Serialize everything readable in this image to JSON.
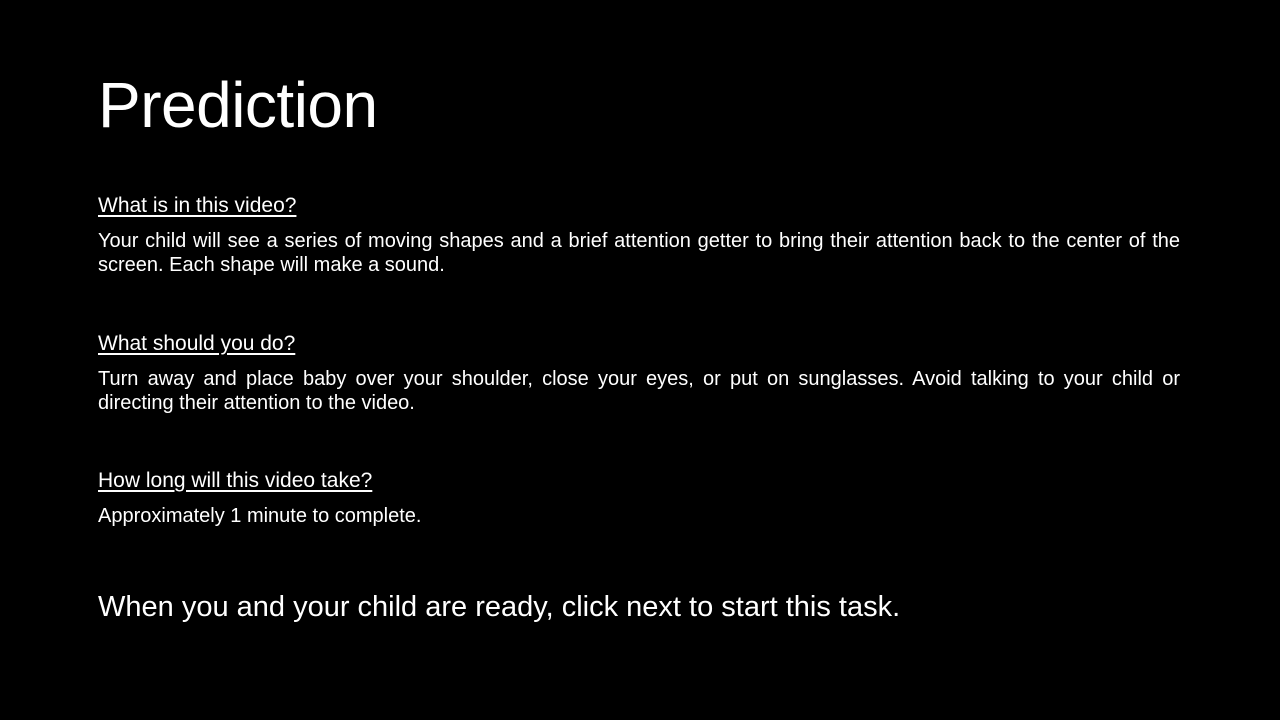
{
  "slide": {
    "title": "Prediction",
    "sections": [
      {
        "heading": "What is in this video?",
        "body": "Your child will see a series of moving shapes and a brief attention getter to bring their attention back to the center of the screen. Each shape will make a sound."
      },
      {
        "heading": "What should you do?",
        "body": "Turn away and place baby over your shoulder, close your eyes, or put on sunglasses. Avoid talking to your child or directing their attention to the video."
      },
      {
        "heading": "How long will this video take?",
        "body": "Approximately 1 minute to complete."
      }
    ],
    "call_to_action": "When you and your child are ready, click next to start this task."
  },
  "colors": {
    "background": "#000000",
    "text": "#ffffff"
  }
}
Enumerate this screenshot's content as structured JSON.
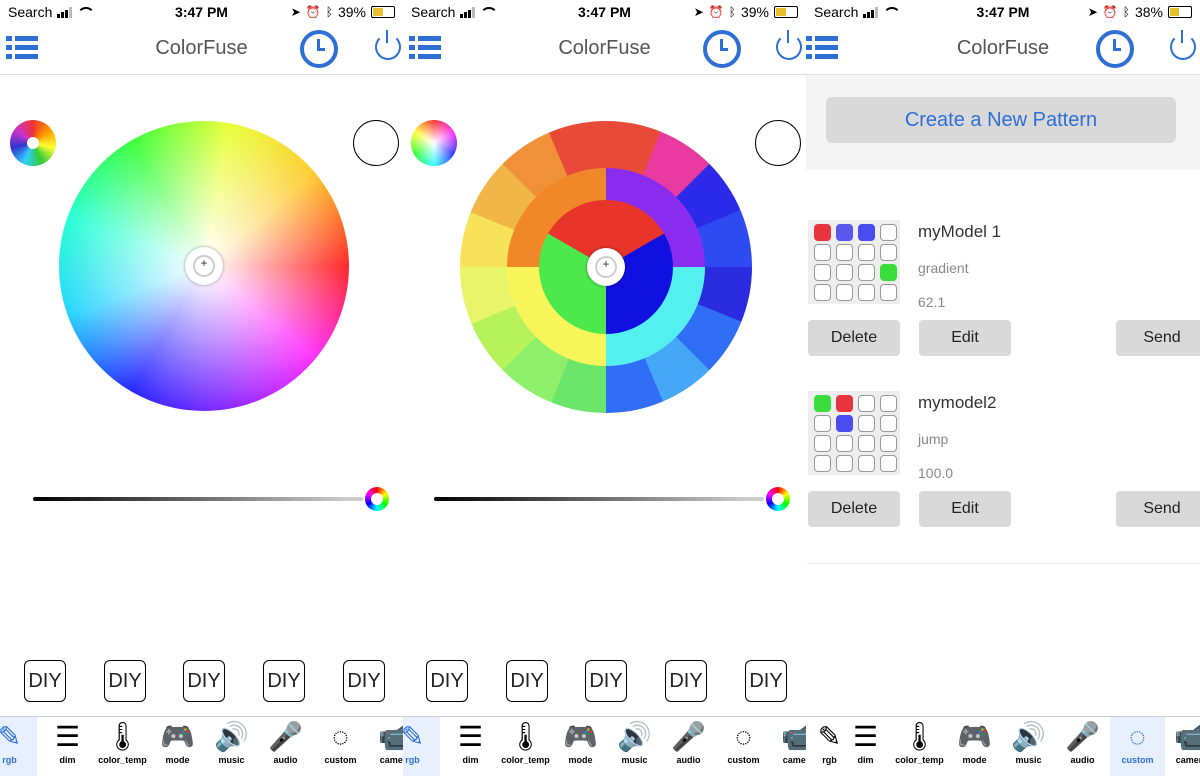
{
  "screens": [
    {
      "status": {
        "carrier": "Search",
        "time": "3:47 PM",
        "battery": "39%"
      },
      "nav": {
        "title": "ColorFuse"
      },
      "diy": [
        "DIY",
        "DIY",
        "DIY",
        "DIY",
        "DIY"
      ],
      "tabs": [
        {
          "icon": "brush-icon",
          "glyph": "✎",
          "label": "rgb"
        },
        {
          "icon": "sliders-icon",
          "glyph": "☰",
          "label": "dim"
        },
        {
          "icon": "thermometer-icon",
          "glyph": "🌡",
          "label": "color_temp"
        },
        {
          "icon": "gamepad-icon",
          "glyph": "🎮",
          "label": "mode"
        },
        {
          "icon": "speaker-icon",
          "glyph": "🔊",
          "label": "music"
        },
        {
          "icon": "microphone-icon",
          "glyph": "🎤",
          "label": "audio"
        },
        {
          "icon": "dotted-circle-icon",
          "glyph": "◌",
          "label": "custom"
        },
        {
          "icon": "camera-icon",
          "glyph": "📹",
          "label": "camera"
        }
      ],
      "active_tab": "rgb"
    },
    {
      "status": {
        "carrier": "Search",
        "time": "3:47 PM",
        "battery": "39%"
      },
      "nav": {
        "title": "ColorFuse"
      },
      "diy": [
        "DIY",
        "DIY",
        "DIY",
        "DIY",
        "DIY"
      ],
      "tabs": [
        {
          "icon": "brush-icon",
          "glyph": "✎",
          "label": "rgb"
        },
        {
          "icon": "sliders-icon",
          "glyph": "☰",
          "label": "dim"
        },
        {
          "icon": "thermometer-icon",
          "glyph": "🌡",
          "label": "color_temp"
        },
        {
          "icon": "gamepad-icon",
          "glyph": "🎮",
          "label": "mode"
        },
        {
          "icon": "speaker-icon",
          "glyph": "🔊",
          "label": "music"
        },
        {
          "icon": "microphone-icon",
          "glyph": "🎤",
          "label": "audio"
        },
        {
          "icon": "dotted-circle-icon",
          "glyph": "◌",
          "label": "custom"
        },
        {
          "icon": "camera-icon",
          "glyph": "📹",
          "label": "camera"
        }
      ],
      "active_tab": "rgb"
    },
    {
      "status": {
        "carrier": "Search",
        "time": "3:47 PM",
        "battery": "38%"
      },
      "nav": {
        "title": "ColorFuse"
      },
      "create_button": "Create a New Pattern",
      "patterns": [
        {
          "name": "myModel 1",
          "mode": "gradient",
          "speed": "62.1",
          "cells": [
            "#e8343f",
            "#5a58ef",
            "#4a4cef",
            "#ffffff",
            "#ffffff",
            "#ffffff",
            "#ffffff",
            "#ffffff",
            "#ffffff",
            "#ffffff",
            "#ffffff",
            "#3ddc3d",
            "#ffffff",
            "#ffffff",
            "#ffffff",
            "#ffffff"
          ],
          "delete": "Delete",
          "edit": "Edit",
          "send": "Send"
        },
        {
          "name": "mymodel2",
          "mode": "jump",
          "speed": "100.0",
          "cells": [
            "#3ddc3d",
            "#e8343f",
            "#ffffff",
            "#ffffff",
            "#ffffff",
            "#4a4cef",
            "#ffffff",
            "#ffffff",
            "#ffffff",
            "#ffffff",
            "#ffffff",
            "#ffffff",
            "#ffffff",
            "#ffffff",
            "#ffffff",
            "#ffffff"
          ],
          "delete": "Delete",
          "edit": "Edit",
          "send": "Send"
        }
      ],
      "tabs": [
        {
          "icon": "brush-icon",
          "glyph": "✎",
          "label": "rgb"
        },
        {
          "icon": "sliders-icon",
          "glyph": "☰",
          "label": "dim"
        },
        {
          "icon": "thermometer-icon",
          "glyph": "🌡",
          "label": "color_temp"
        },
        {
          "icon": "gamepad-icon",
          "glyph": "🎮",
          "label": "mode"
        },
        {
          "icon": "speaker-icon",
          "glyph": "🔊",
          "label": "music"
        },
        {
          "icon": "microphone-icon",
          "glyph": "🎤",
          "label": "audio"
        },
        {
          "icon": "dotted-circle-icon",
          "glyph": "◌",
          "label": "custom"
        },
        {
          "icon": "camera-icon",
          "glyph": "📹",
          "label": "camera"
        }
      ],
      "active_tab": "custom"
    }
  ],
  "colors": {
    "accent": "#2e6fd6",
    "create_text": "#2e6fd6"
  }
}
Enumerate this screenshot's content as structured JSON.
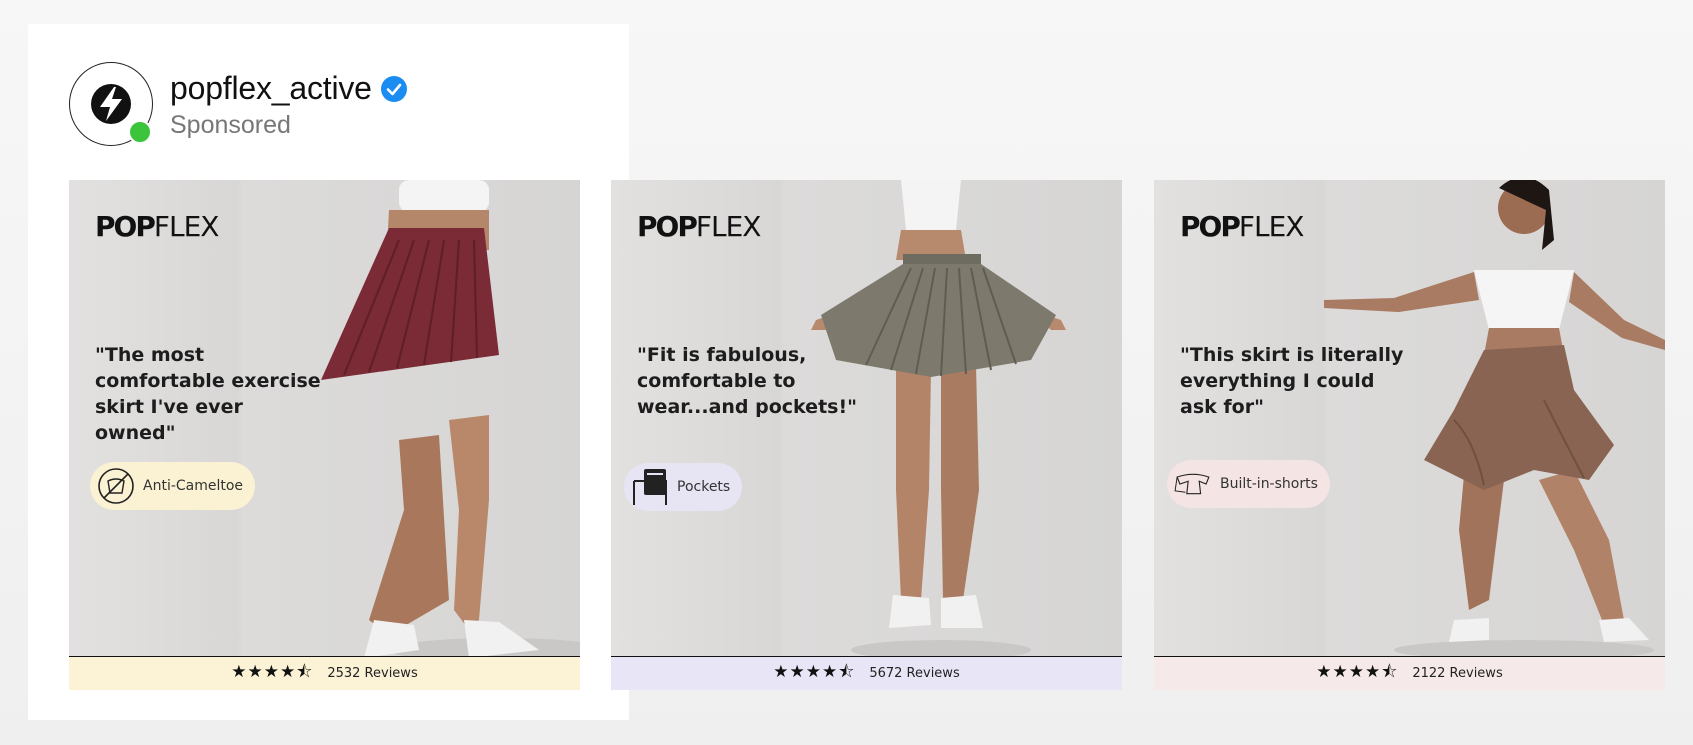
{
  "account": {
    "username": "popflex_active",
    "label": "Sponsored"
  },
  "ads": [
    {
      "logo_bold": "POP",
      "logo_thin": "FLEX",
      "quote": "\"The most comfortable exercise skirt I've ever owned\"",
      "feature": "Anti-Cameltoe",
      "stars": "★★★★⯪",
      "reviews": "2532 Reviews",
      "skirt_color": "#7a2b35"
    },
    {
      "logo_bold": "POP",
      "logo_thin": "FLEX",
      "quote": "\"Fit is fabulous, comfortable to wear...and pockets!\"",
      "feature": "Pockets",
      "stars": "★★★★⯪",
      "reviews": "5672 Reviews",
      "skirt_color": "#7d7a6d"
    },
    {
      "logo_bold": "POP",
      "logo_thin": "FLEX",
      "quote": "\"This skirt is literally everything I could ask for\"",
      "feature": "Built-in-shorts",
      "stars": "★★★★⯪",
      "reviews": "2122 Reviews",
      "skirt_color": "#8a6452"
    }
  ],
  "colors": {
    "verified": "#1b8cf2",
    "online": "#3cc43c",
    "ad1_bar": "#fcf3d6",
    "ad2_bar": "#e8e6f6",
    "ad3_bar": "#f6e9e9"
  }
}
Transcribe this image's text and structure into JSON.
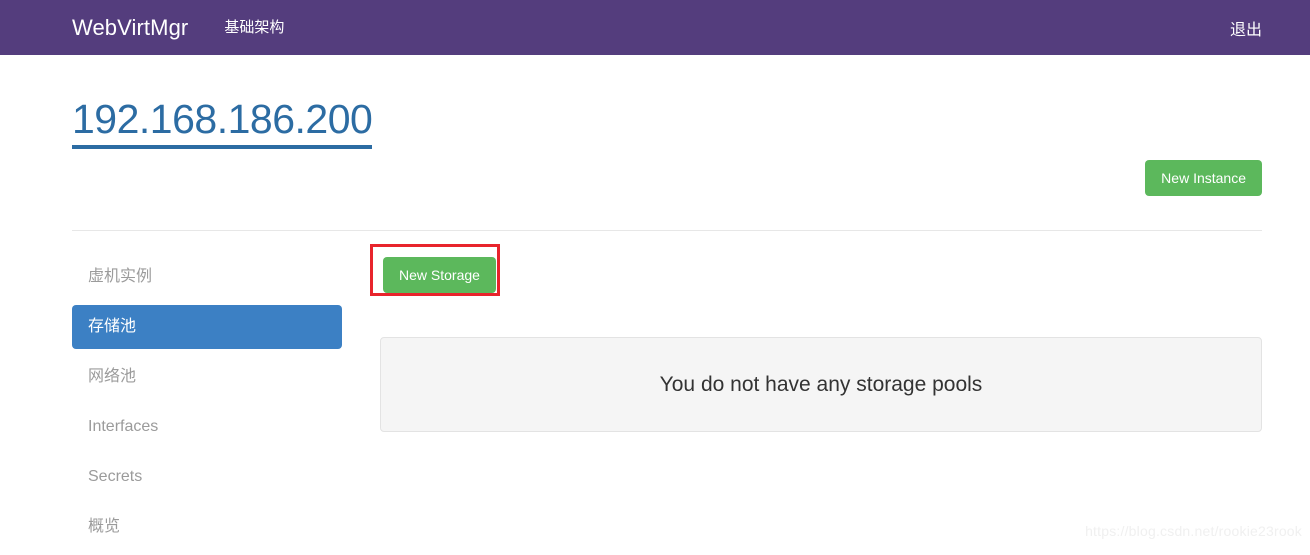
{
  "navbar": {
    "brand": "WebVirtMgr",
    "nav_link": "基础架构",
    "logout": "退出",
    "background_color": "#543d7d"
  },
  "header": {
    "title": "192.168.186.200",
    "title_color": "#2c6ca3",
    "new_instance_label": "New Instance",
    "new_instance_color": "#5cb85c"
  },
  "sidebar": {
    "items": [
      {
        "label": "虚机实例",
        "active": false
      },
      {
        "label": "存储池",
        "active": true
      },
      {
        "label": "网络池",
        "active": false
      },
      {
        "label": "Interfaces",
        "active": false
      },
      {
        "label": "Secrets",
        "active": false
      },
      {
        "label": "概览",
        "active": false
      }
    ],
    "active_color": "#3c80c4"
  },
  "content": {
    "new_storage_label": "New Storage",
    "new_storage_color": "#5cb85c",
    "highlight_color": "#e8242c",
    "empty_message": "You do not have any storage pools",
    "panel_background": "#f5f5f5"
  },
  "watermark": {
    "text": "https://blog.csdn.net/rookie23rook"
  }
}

EXERCISE DIRECTIONS: Gather all the lines that include the word "video" and copy them out.

RESPONSE BELOW:
        "heading": "What is in this video?",
        "body": "Turn away and place baby over your shoulder, close your eyes, or put on sunglasses. Avoid talking to your child or directing their attention to the video."
        "heading": "How long will this video take?",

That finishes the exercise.